**GIVEN INSTRUCTION:** Set down the records once more, please, exactly and with the pictures left out.

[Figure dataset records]
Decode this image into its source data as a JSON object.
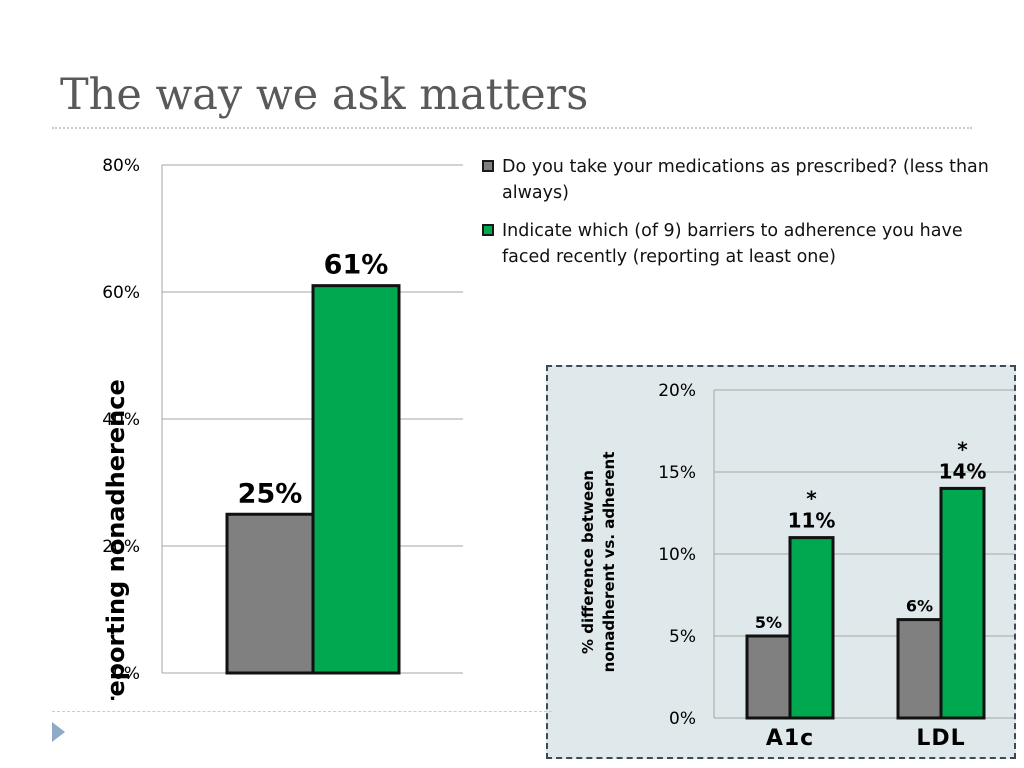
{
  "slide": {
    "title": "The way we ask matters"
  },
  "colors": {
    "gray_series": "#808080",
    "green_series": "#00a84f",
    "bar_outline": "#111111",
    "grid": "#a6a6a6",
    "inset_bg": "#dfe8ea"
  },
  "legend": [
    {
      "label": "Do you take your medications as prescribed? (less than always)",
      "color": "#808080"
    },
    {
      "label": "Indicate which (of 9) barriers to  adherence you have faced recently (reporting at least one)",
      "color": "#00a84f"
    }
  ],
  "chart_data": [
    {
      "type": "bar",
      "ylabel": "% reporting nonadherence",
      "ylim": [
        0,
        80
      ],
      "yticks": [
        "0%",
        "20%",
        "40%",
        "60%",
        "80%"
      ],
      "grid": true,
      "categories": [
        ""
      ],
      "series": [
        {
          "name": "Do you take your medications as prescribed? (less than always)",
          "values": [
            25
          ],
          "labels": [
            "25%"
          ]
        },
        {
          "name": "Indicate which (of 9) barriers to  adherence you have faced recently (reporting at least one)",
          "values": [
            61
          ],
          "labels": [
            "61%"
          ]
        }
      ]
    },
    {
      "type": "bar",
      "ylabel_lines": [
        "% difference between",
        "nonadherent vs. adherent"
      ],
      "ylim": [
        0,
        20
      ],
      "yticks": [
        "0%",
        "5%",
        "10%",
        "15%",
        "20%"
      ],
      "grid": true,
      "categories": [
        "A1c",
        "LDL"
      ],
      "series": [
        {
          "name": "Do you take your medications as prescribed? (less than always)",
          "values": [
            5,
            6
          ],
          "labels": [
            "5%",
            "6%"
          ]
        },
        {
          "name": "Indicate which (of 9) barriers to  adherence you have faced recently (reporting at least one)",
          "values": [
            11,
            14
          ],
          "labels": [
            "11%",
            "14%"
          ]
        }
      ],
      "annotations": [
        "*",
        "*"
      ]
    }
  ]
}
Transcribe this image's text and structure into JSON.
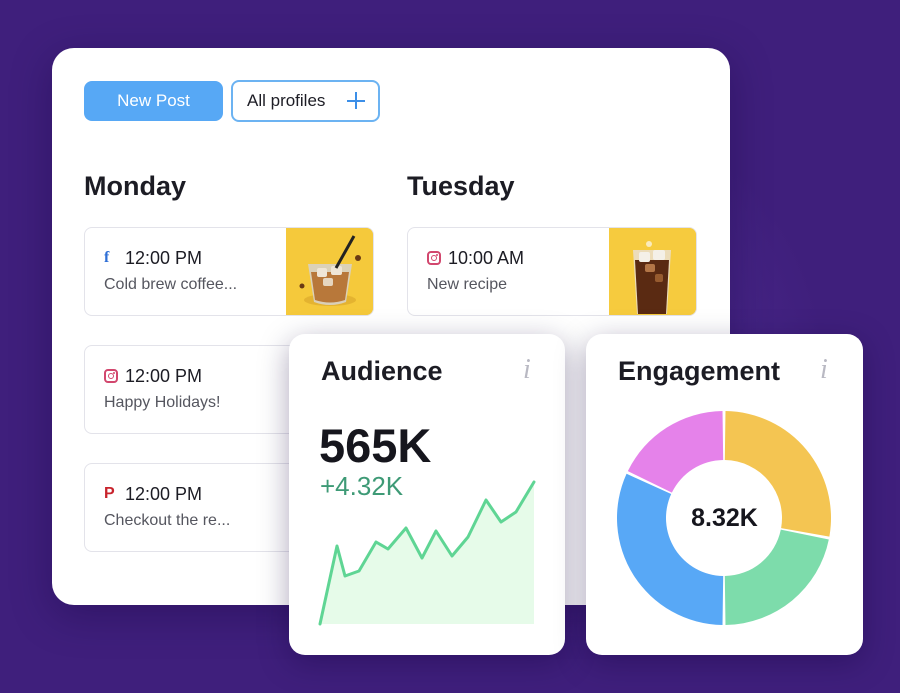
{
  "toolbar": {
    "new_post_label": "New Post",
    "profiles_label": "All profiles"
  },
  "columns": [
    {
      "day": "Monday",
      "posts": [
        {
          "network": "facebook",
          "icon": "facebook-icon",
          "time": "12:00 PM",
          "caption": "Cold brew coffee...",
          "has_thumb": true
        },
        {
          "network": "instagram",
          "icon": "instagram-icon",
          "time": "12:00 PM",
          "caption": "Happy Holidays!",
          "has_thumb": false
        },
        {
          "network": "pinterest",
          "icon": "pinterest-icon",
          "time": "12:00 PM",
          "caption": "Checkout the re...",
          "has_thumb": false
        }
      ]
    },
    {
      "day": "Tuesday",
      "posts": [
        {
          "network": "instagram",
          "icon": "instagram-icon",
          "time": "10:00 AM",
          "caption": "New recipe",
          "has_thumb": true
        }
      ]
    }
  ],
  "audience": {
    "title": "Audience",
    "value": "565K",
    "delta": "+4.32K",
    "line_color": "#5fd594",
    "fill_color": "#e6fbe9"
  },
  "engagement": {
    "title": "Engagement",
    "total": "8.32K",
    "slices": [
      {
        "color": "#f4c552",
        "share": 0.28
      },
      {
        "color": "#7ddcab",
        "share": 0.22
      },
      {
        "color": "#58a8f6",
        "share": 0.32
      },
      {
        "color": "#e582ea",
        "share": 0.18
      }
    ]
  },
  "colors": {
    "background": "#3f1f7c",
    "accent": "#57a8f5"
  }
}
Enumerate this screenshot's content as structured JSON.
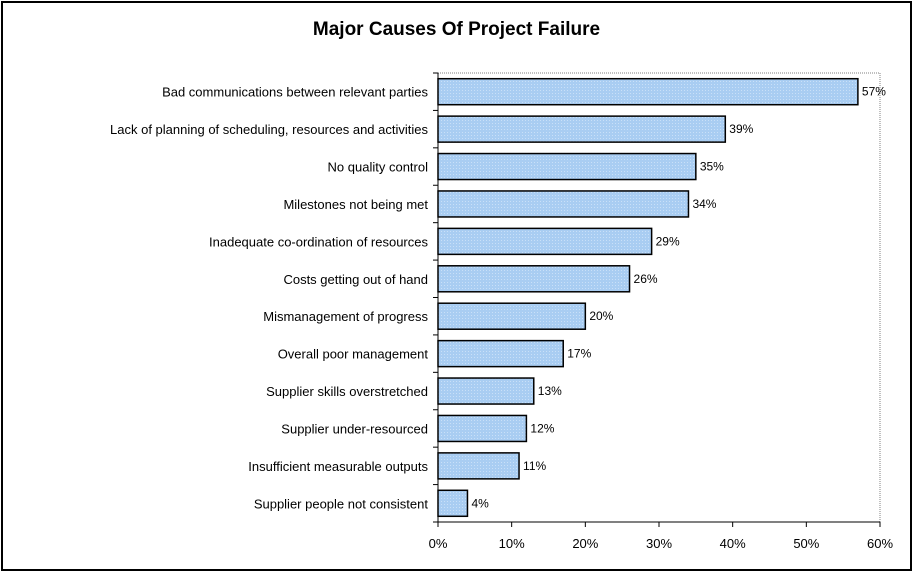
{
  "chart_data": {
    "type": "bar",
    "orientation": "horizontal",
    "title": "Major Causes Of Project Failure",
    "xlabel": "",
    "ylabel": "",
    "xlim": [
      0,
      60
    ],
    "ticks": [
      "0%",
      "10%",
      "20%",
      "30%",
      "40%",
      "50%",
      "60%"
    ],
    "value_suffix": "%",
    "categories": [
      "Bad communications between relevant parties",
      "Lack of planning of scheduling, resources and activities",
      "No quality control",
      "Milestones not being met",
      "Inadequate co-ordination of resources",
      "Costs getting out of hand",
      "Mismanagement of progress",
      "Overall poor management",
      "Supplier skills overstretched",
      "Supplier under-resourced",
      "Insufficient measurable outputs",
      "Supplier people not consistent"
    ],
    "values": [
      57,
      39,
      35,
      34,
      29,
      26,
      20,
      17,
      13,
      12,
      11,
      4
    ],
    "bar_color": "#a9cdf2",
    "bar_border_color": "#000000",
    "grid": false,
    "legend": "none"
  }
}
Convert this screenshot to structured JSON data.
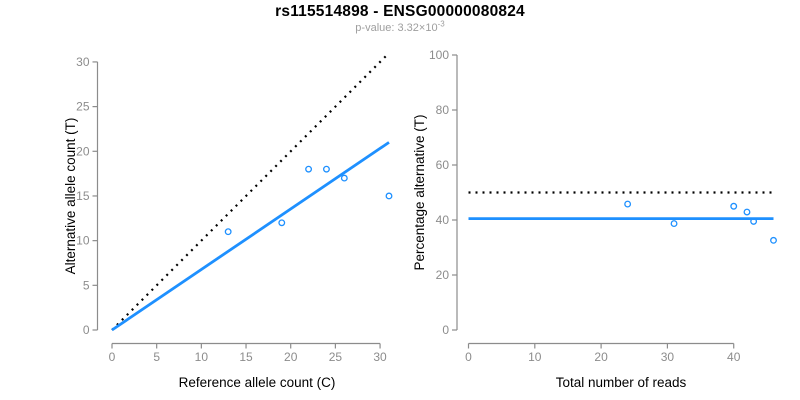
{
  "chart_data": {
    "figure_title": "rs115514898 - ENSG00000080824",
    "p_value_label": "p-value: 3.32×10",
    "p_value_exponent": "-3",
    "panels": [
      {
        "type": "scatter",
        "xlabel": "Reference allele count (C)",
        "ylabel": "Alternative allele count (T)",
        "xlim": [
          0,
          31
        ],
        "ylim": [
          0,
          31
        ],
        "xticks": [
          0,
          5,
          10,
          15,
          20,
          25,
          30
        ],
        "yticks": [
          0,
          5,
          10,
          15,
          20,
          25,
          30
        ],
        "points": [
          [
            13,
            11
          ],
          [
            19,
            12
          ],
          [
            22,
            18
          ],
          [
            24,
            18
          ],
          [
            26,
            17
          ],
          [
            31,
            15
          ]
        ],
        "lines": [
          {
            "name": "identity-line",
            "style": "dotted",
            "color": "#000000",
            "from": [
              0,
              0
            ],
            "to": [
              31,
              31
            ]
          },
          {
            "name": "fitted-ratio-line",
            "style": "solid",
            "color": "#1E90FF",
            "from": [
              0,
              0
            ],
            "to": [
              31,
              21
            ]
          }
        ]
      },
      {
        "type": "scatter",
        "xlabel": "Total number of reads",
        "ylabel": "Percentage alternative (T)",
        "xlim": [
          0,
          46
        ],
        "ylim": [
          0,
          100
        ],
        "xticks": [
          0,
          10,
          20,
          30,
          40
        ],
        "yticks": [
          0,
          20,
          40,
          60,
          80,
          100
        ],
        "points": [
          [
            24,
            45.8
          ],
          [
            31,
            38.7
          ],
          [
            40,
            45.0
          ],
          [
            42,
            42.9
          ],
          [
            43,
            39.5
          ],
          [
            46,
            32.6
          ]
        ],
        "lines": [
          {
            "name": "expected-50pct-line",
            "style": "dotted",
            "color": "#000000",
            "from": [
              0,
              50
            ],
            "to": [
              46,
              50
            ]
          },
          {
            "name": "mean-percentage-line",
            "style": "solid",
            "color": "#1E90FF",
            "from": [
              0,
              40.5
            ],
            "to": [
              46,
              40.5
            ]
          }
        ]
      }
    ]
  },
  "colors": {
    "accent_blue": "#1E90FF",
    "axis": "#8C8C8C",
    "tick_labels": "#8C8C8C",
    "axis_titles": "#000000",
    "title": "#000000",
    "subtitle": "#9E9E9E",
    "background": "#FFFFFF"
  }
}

**ANSWER FOR THE TASK:**
Decode this image into its source data as a JSON object.
{
  "slide": {
    "title": "The way we ask matters"
  },
  "colors": {
    "gray_series": "#808080",
    "green_series": "#00a84f",
    "bar_outline": "#111111",
    "grid": "#a6a6a6",
    "inset_bg": "#dfe8ea"
  },
  "legend": [
    {
      "label": "Do you take your medications as prescribed? (less than always)",
      "color": "#808080"
    },
    {
      "label": "Indicate which (of 9) barriers to  adherence you have faced recently (reporting at least one)",
      "color": "#00a84f"
    }
  ],
  "chart_data": [
    {
      "type": "bar",
      "ylabel": "% reporting nonadherence",
      "ylim": [
        0,
        80
      ],
      "yticks": [
        "0%",
        "20%",
        "40%",
        "60%",
        "80%"
      ],
      "grid": true,
      "categories": [
        ""
      ],
      "series": [
        {
          "name": "Do you take your medications as prescribed? (less than always)",
          "values": [
            25
          ],
          "labels": [
            "25%"
          ]
        },
        {
          "name": "Indicate which (of 9) barriers to  adherence you have faced recently (reporting at least one)",
          "values": [
            61
          ],
          "labels": [
            "61%"
          ]
        }
      ]
    },
    {
      "type": "bar",
      "ylabel_lines": [
        "% difference between",
        "nonadherent vs. adherent"
      ],
      "ylim": [
        0,
        20
      ],
      "yticks": [
        "0%",
        "5%",
        "10%",
        "15%",
        "20%"
      ],
      "grid": true,
      "categories": [
        "A1c",
        "LDL"
      ],
      "series": [
        {
          "name": "Do you take your medications as prescribed? (less than always)",
          "values": [
            5,
            6
          ],
          "labels": [
            "5%",
            "6%"
          ]
        },
        {
          "name": "Indicate which (of 9) barriers to  adherence you have faced recently (reporting at least one)",
          "values": [
            11,
            14
          ],
          "labels": [
            "11%",
            "14%"
          ]
        }
      ],
      "annotations": [
        "*",
        "*"
      ]
    }
  ]
}
Transcribe this image's text and structure into JSON.
{
  "toolbar": {
    "new_post_label": "New Post",
    "profiles_label": "All profiles"
  },
  "columns": [
    {
      "day": "Monday",
      "posts": [
        {
          "network": "facebook",
          "icon": "facebook-icon",
          "time": "12:00 PM",
          "caption": "Cold brew coffee...",
          "has_thumb": true
        },
        {
          "network": "instagram",
          "icon": "instagram-icon",
          "time": "12:00 PM",
          "caption": "Happy Holidays!",
          "has_thumb": false
        },
        {
          "network": "pinterest",
          "icon": "pinterest-icon",
          "time": "12:00 PM",
          "caption": "Checkout the re...",
          "has_thumb": false
        }
      ]
    },
    {
      "day": "Tuesday",
      "posts": [
        {
          "network": "instagram",
          "icon": "instagram-icon",
          "time": "10:00 AM",
          "caption": "New recipe",
          "has_thumb": true
        }
      ]
    }
  ],
  "audience": {
    "title": "Audience",
    "value": "565K",
    "delta": "+4.32K",
    "line_color": "#5fd594",
    "fill_color": "#e6fbe9"
  },
  "engagement": {
    "title": "Engagement",
    "total": "8.32K",
    "slices": [
      {
        "color": "#f4c552",
        "share": 0.28
      },
      {
        "color": "#7ddcab",
        "share": 0.22
      },
      {
        "color": "#58a8f6",
        "share": 0.32
      },
      {
        "color": "#e582ea",
        "share": 0.18
      }
    ]
  },
  "colors": {
    "background": "#3f1f7c",
    "accent": "#57a8f5"
  }
}
Enumerate this screenshot's content as structured JSON.
{
  "chart_data": {
    "type": "bar",
    "orientation": "horizontal",
    "title": "Major Causes Of Project Failure",
    "xlabel": "",
    "ylabel": "",
    "xlim": [
      0,
      60
    ],
    "ticks": [
      "0%",
      "10%",
      "20%",
      "30%",
      "40%",
      "50%",
      "60%"
    ],
    "value_suffix": "%",
    "categories": [
      "Bad communications between relevant parties",
      "Lack of planning of scheduling, resources and activities",
      "No quality control",
      "Milestones not being met",
      "Inadequate co-ordination of resources",
      "Costs getting out of hand",
      "Mismanagement of progress",
      "Overall poor management",
      "Supplier skills overstretched",
      "Supplier under-resourced",
      "Insufficient measurable outputs",
      "Supplier people not consistent"
    ],
    "values": [
      57,
      39,
      35,
      34,
      29,
      26,
      20,
      17,
      13,
      12,
      11,
      4
    ],
    "bar_color": "#a9cdf2",
    "bar_border_color": "#000000",
    "grid": false,
    "legend": "none"
  }
}
Convert this screenshot to structured JSON data.
{
  "chart_data": {
    "figure_title": "rs115514898 - ENSG00000080824",
    "p_value_label": "p-value: 3.32×10",
    "p_value_exponent": "-3",
    "panels": [
      {
        "type": "scatter",
        "xlabel": "Reference allele count (C)",
        "ylabel": "Alternative allele count (T)",
        "xlim": [
          0,
          31
        ],
        "ylim": [
          0,
          31
        ],
        "xticks": [
          0,
          5,
          10,
          15,
          20,
          25,
          30
        ],
        "yticks": [
          0,
          5,
          10,
          15,
          20,
          25,
          30
        ],
        "points": [
          [
            13,
            11
          ],
          [
            19,
            12
          ],
          [
            22,
            18
          ],
          [
            24,
            18
          ],
          [
            26,
            17
          ],
          [
            31,
            15
          ]
        ],
        "lines": [
          {
            "name": "identity-line",
            "style": "dotted",
            "color": "#000000",
            "from": [
              0,
              0
            ],
            "to": [
              31,
              31
            ]
          },
          {
            "name": "fitted-ratio-line",
            "style": "solid",
            "color": "#1E90FF",
            "from": [
              0,
              0
            ],
            "to": [
              31,
              21
            ]
          }
        ]
      },
      {
        "type": "scatter",
        "xlabel": "Total number of reads",
        "ylabel": "Percentage alternative (T)",
        "xlim": [
          0,
          46
        ],
        "ylim": [
          0,
          100
        ],
        "xticks": [
          0,
          10,
          20,
          30,
          40
        ],
        "yticks": [
          0,
          20,
          40,
          60,
          80,
          100
        ],
        "points": [
          [
            24,
            45.8
          ],
          [
            31,
            38.7
          ],
          [
            40,
            45.0
          ],
          [
            42,
            42.9
          ],
          [
            43,
            39.5
          ],
          [
            46,
            32.6
          ]
        ],
        "lines": [
          {
            "name": "expected-50pct-line",
            "style": "dotted",
            "color": "#000000",
            "from": [
              0,
              50
            ],
            "to": [
              46,
              50
            ]
          },
          {
            "name": "mean-percentage-line",
            "style": "solid",
            "color": "#1E90FF",
            "from": [
              0,
              40.5
            ],
            "to": [
              46,
              40.5
            ]
          }
        ]
      }
    ]
  },
  "colors": {
    "accent_blue": "#1E90FF",
    "axis": "#8C8C8C",
    "tick_labels": "#8C8C8C",
    "axis_titles": "#000000",
    "title": "#000000",
    "subtitle": "#9E9E9E",
    "background": "#FFFFFF"
  }
}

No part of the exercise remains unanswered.